━━━━━ Listed entries ━━━━━
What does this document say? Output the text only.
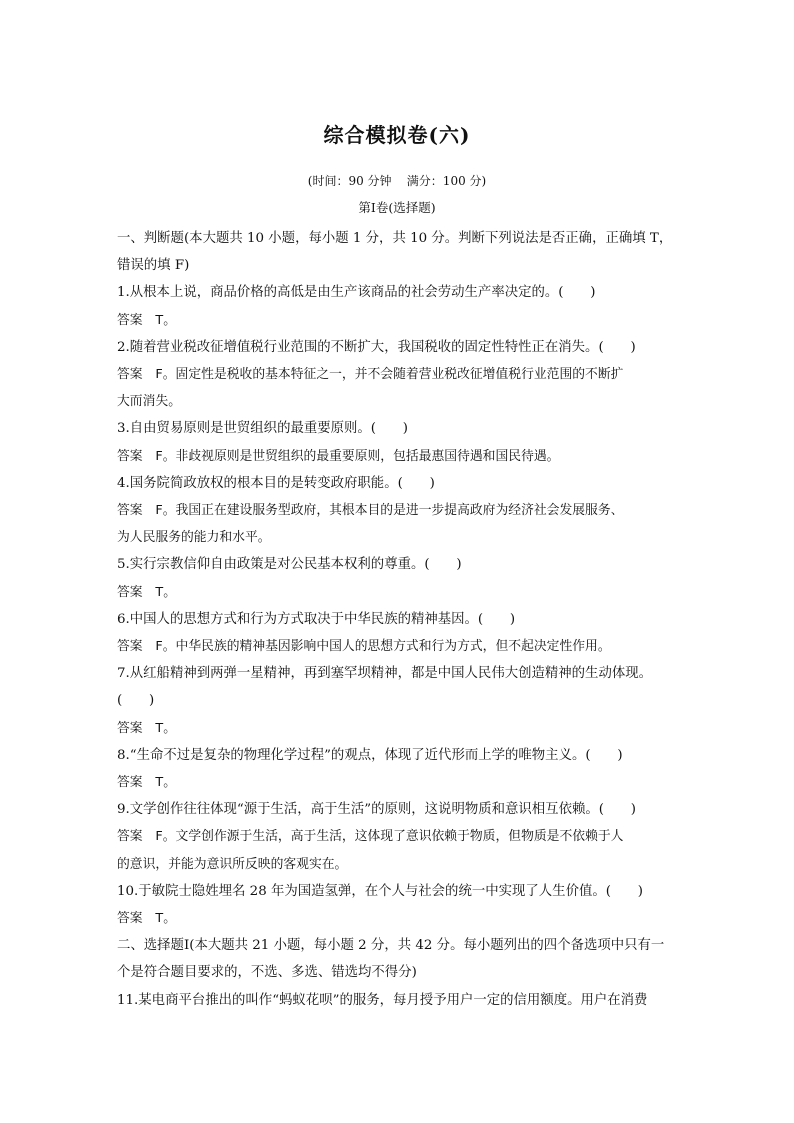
综合模拟卷(六)
(时间：90 分钟    满分：100 分)
第Ⅰ卷(选择题)
一、判断题(本大题共 10 小题，每小题 1 分，共 10 分。判断下列说法是否正确，正确填 T，
错误的填 F)
1.从根本上说，商品价格的高低是由生产该商品的社会劳动生产率决定的。(　　)
答案　T。
2.随着营业税改征增值税行业范围的不断扩大，我国税收的固定性特性正在消失。(　　)
答案　F。固定性是税收的基本特征之一，并不会随着营业税改征增值税行业范围的不断扩
大而消失。
3.自由贸易原则是世贸组织的最重要原则。(　　)
答案　F。非歧视原则是世贸组织的最重要原则，包括最惠国待遇和国民待遇。
4.国务院简政放权的根本目的是转变政府职能。(　　)
答案　F。我国正在建设服务型政府，其根本目的是进一步提高政府为经济社会发展服务、
为人民服务的能力和水平。
5.实行宗教信仰自由政策是对公民基本权利的尊重。(　　)
答案　T。
6.中国人的思想方式和行为方式取决于中华民族的精神基因。(　　)
答案　F。中华民族的精神基因影响中国人的思想方式和行为方式，但不起决定性作用。
7.从红船精神到两弹一星精神，再到塞罕坝精神，都是中国人民伟大创造精神的生动体现。
(　　)
答案　T。
8.“生命不过是复杂的物理化学过程”的观点，体现了近代形而上学的唯物主义。(　　)
答案　T。
9.文学创作往往体现“源于生活，高于生活”的原则，这说明物质和意识相互依赖。(　　)
答案　F。文学创作源于生活，高于生活，这体现了意识依赖于物质，但物质是不依赖于人
的意识，并能为意识所反映的客观实在。
10.于敏院士隐姓埋名 28 年为国造氢弹，在个人与社会的统一中实现了人生价值。(　　)
答案　T。
二、选择题Ⅰ(本大题共 21 小题，每小题 2 分，共 42 分。每小题列出的四个备选项中只有一
个是符合题目要求的，不选、多选、错选均不得分)
11.某电商平台推出的叫作“蚂蚁花呗”的服务，每月授予用户一定的信用额度。用户在消费
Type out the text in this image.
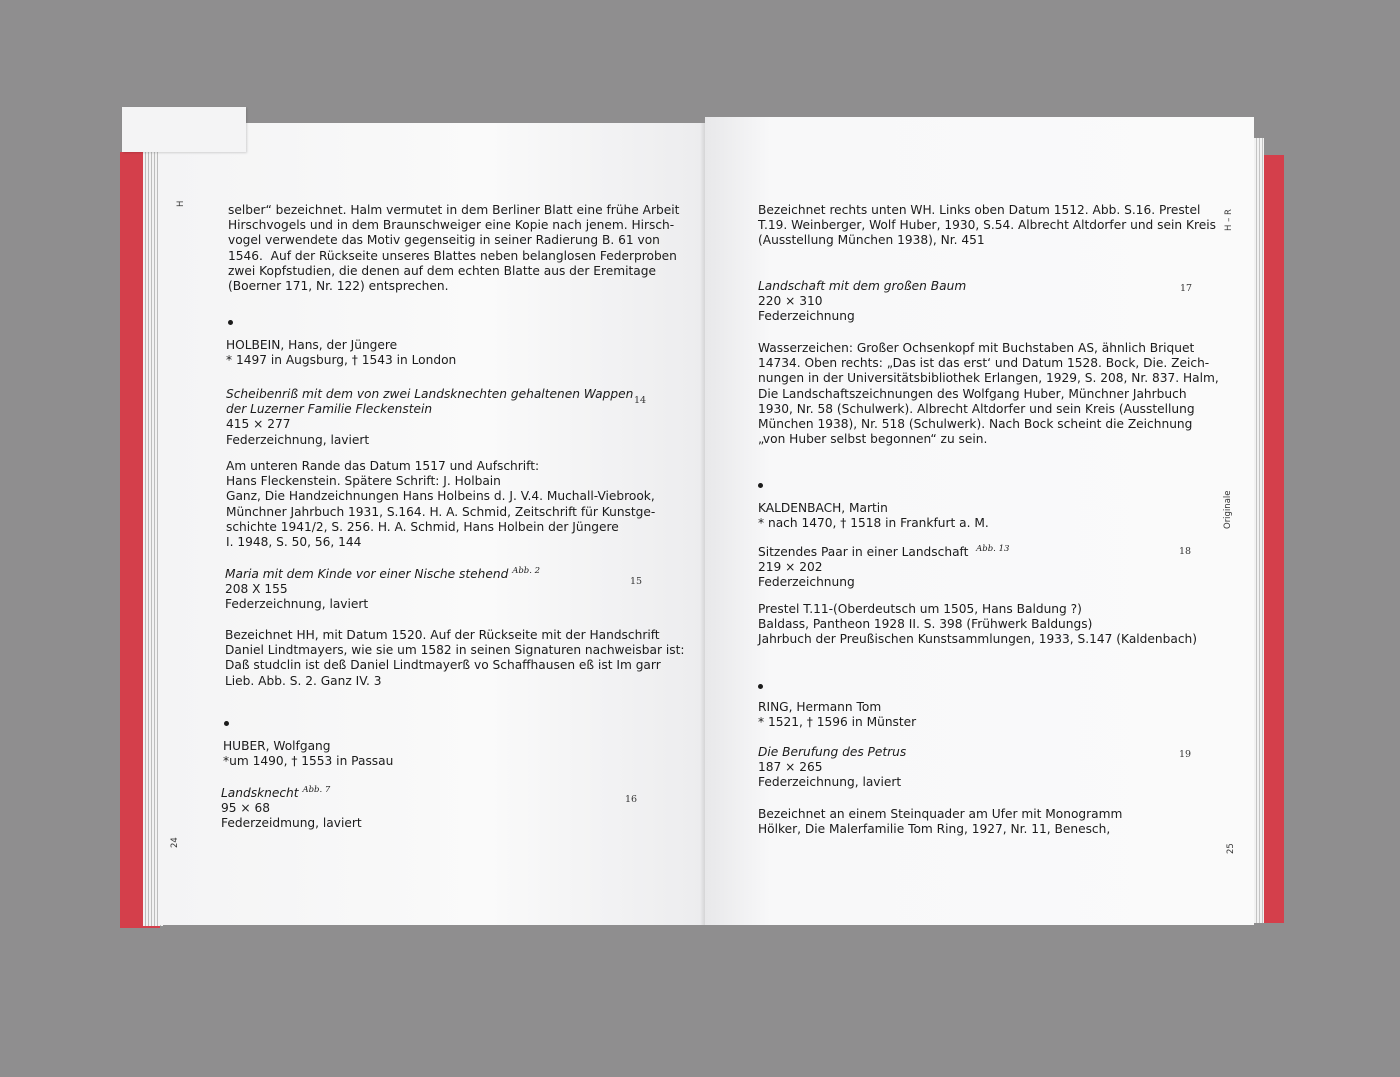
H	selber“ bezeichnet. Halm vermutet in dem Berliner Blatt eine frühe Arbeit
Hirschvogels und in dem Braunschweiger eine Kopie nach jenem. Hirsch-
vogel verwendete das Motiv gegenseitig in seiner Radierung B. 61 von
1546.  Auf der Rückseite unseres Blattes neben belanglosen Federproben
zwei Kopfstudien, die denen auf dem echten Blatte aus der Eremitage
(Boerner 171, Nr. 122) entsprechen.
HOLBEIN, Hans, der Jüngere
* 1497 in Augsburg, † 1543 in London
Scheibenriß mit dem von zwei Landsknechten gehaltenen Wappen
der Luzerner Familie Fleckenstein
415 × 277
Federzeichnung, laviert
14
Am unteren Rande das Datum 1517 und Aufschrift:
Hans Fleckenstein. Spätere Schrift: J. Holbain
Ganz, Die Handzeichnungen Hans Holbeins d. J. V.4. Muchall-Viebrook,
Münchner Jahrbuch 1931, S.164. H. A. Schmid, Zeitschrift für Kunstge-
schichte 1941/2, S. 256. H. A. Schmid, Hans Holbein der Jüngere
I. 1948, S. 50, 56, 144
Maria mit dem Kinde vor einer Nische stehend $^{Abb. 2}$
208 X 155
Federzeichnung, laviert
15
Bezeichnet HH, mit Datum 1520. Auf der Rückseite mit der Handschrift
Daniel Lindtmayers, wie sie um 1582 in seinen Signaturen nachweisbar ist:
Daß studclin ist deß Daniel Lindtmayerß vo Schaffhausen eß ist Im garr
Lieb. Abb. S. 2. Ganz IV. 3
HUBER, Wolfgang
*um 1490, † 1553 in Passau
Landsknecht $^{Abb. 7}$
95 × 68
Federzeidmung, laviert
16
24
H – R
Originale
Bezeichnet rechts unten WH. Links oben Datum 1512. Abb. S.16. Prestel
T.19. Weinberger, Wolf Huber, 1930, S.54. Albrecht Altdorfer und sein Kreis
(Ausstellung München 1938), Nr. 451
Landschaft mit dem großen Baum
220 × 310
Federzeichnung
17
Wasserzeichen: Großer Ochsenkopf mit Buchstaben AS, ähnlich Briquet
14734. Oben rechts: „Das ist das erst‘ und Datum 1528. Bock, Die. Zeich-
nungen in der Universitätsbibliothek Erlangen, 1929, S. 208, Nr. 837. Halm,
Die Landschaftszeichnungen des Wolfgang Huber, Münchner Jahrbuch
1930, Nr. 58 (Schulwerk). Albrecht Altdorfer und sein Kreis (Ausstellung
München 1938), Nr. 518 (Schulwerk). Nach Bock scheint die Zeichnung
„von Huber selbst begonnen“ zu sein.
KALDENBACH, Martin
* nach 1470, † 1518 in Frankfurt a. M.
Sitzendes Paar in einer Landschaft $^{Abb. 13}$
219 × 202
Federzeichnung
18
Prestel T.11-(Oberdeutsch um 1505, Hans Baldung ?)
Baldass, Pantheon 1928 II. S. 398 (Frühwerk Baldungs)
Jahrbuch der Preußischen Kunstsammlungen, 1933, S.147 (Kaldenbach)
RING, Hermann Tom
* 1521, † 1596 in Münster
Die Berufung des Petrus
187 × 265
Federzeichnung, laviert
19
Bezeichnet an einem Steinquader am Ufer mit Monogramm
Hölker, Die Malerfamilie Tom Ring, 1927, Nr. 11, Benesch,
25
━━━━━
- _Aim_
Extract every line from the records above that contains the word "本大题共".

- _Reply to the exercise_
一、判断题(本大题共 10 小题，每小题 1 分，共 10 分。判断下列说法是否正确，正确填 T，
二、选择题Ⅰ(本大题共 21 小题，每小题 2 分，共 42 分。每小题列出的四个备选项中只有一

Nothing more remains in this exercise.